# GOAL:
Restate the full set of records exactly, word for word.

[Recorded data]
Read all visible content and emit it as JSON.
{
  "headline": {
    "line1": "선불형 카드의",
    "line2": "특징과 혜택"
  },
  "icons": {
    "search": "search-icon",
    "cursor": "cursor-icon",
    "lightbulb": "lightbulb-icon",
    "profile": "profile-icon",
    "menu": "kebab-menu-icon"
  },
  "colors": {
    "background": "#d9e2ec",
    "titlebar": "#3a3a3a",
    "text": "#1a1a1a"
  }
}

# THE REPLY:
Read all visible content and emit it as JSON.
{
  "headline": {
    "line1": "선불형 카드의",
    "line2": "특징과 혜택"
  },
  "icons": {
    "search": "search-icon",
    "cursor": "cursor-icon",
    "lightbulb": "lightbulb-icon",
    "profile": "profile-icon",
    "menu": "kebab-menu-icon"
  },
  "colors": {
    "background": "#d9e2ec",
    "titlebar": "#3a3a3a",
    "text": "#1a1a1a"
  }
}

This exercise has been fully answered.